Omitting all pictures, copy word for word the lines from the line containing "What data populates" through the final line of the entries.

**Saved data entries**
- - - -
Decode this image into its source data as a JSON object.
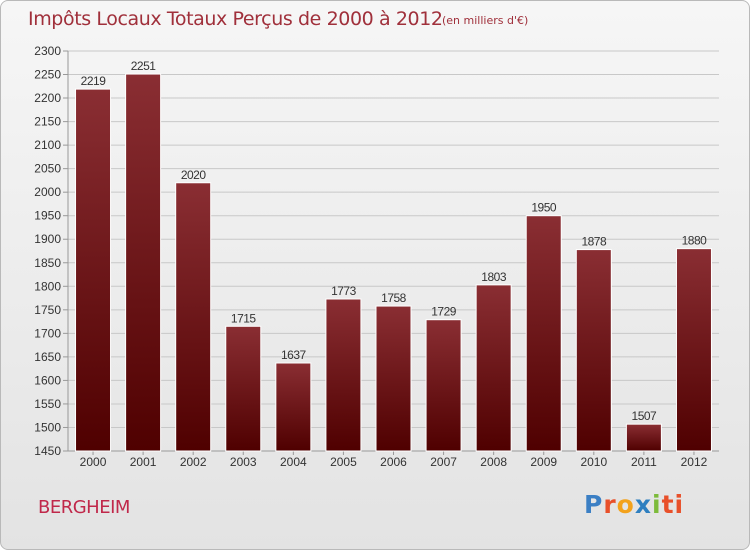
{
  "header": {
    "title": "Impôts Locaux Totaux Perçus de 2000 à 2012",
    "unit_note": "(en milliers d'€)"
  },
  "footer": {
    "city": "BERGHEIM",
    "brand": [
      "P",
      "r",
      "o",
      "x",
      "i",
      "ti"
    ]
  },
  "colors": {
    "bar_top": "#8a2e33",
    "bar_bottom": "#4f0000",
    "grid": "#c8c8c8",
    "text": "#333333",
    "title": "#a0303b"
  },
  "chart_data": {
    "type": "bar",
    "title": "Impôts Locaux Totaux Perçus de 2000 à 2012",
    "subtitle": "(en milliers d'€)",
    "xlabel": "",
    "ylabel": "",
    "categories": [
      "2000",
      "2001",
      "2002",
      "2003",
      "2004",
      "2005",
      "2006",
      "2007",
      "2008",
      "2009",
      "2010",
      "2011",
      "2012"
    ],
    "values": [
      2219,
      2251,
      2020,
      1715,
      1637,
      1773,
      1758,
      1729,
      1803,
      1950,
      1878,
      1507,
      1880
    ],
    "ylim": [
      1450,
      2300
    ],
    "yticks": [
      1450,
      1500,
      1550,
      1600,
      1650,
      1700,
      1750,
      1800,
      1850,
      1900,
      1950,
      2000,
      2050,
      2100,
      2150,
      2200,
      2250,
      2300
    ],
    "grid": true,
    "legend": "none"
  }
}
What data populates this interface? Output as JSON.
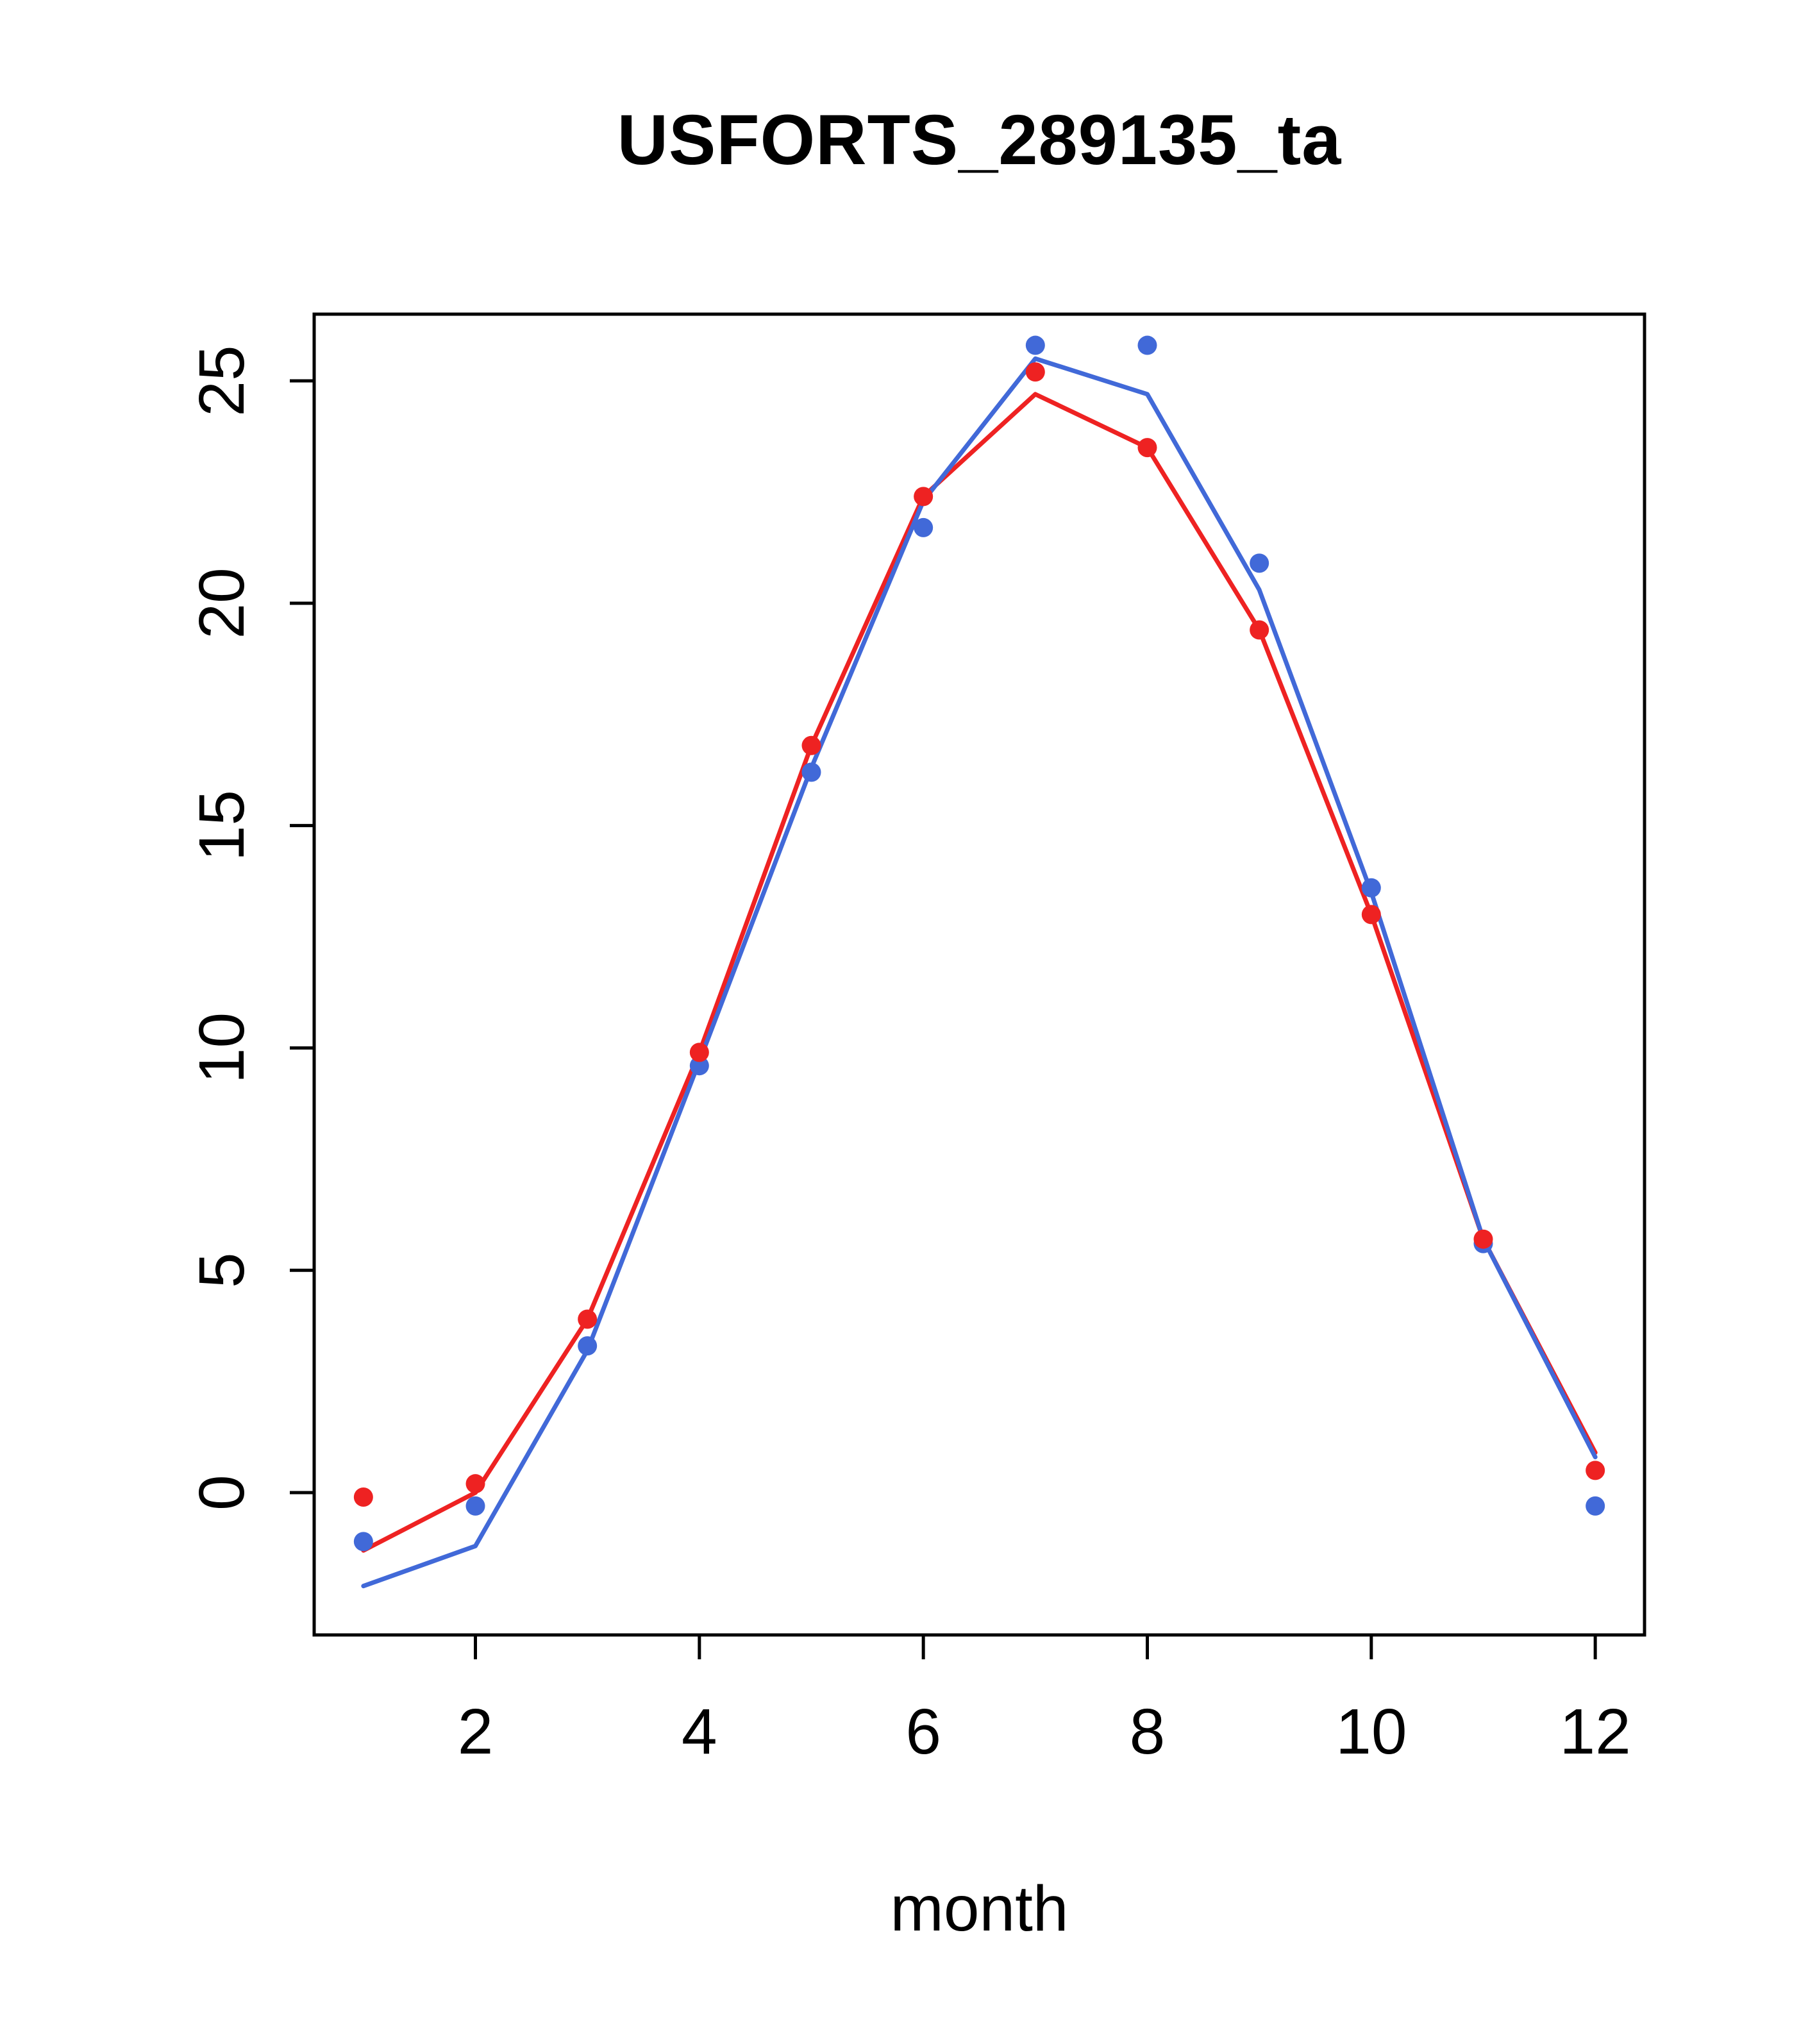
{
  "chart_data": {
    "type": "line",
    "title": "USFORTS_289135_ta",
    "xlabel": "month",
    "ylabel": "",
    "x": [
      1,
      2,
      3,
      4,
      5,
      6,
      7,
      8,
      9,
      10,
      11,
      12
    ],
    "xlim": [
      0.56,
      12.44
    ],
    "ylim": [
      -3.2,
      26.5
    ],
    "x_ticks": [
      2,
      4,
      6,
      8,
      10,
      12
    ],
    "y_ticks": [
      0,
      5,
      10,
      15,
      20,
      25
    ],
    "grid": false,
    "legend": "none",
    "colors": {
      "red": "#EE2222",
      "blue": "#4169D8",
      "axis": "#000000"
    },
    "series": [
      {
        "name": "red-line",
        "style": "line",
        "color": "#EE2222",
        "values": [
          -1.3,
          0.0,
          3.9,
          9.9,
          16.8,
          22.4,
          24.7,
          23.5,
          19.4,
          13.0,
          5.7,
          0.9
        ]
      },
      {
        "name": "blue-line",
        "style": "line",
        "color": "#4169D8",
        "values": [
          -2.1,
          -1.2,
          3.2,
          9.7,
          16.3,
          22.3,
          25.5,
          24.7,
          20.3,
          13.5,
          5.7,
          0.8
        ]
      },
      {
        "name": "blue-points",
        "style": "points",
        "color": "#4169D8",
        "values": [
          -1.1,
          -0.3,
          3.3,
          9.6,
          16.2,
          21.7,
          25.8,
          25.8,
          20.9,
          13.6,
          5.6,
          -0.3
        ]
      },
      {
        "name": "red-points",
        "style": "points",
        "color": "#EE2222",
        "values": [
          -0.1,
          0.2,
          3.9,
          9.9,
          16.8,
          22.4,
          25.2,
          23.5,
          19.4,
          13.0,
          5.7,
          0.5
        ]
      }
    ]
  }
}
- - - -
**Written solution**
What data populates this interface? Output as JSON.
{
  "chart_data": {
    "type": "line",
    "title": "USFORTS_289135_ta",
    "xlabel": "month",
    "ylabel": "",
    "x": [
      1,
      2,
      3,
      4,
      5,
      6,
      7,
      8,
      9,
      10,
      11,
      12
    ],
    "xlim": [
      0.56,
      12.44
    ],
    "ylim": [
      -3.2,
      26.5
    ],
    "x_ticks": [
      2,
      4,
      6,
      8,
      10,
      12
    ],
    "y_ticks": [
      0,
      5,
      10,
      15,
      20,
      25
    ],
    "grid": false,
    "legend": "none",
    "colors": {
      "red": "#EE2222",
      "blue": "#4169D8",
      "axis": "#000000"
    },
    "series": [
      {
        "name": "red-line",
        "style": "line",
        "color": "#EE2222",
        "values": [
          -1.3,
          0.0,
          3.9,
          9.9,
          16.8,
          22.4,
          24.7,
          23.5,
          19.4,
          13.0,
          5.7,
          0.9
        ]
      },
      {
        "name": "blue-line",
        "style": "line",
        "color": "#4169D8",
        "values": [
          -2.1,
          -1.2,
          3.2,
          9.7,
          16.3,
          22.3,
          25.5,
          24.7,
          20.3,
          13.5,
          5.7,
          0.8
        ]
      },
      {
        "name": "blue-points",
        "style": "points",
        "color": "#4169D8",
        "values": [
          -1.1,
          -0.3,
          3.3,
          9.6,
          16.2,
          21.7,
          25.8,
          25.8,
          20.9,
          13.6,
          5.6,
          -0.3
        ]
      },
      {
        "name": "red-points",
        "style": "points",
        "color": "#EE2222",
        "values": [
          -0.1,
          0.2,
          3.9,
          9.9,
          16.8,
          22.4,
          25.2,
          23.5,
          19.4,
          13.0,
          5.7,
          0.5
        ]
      }
    ]
  }
}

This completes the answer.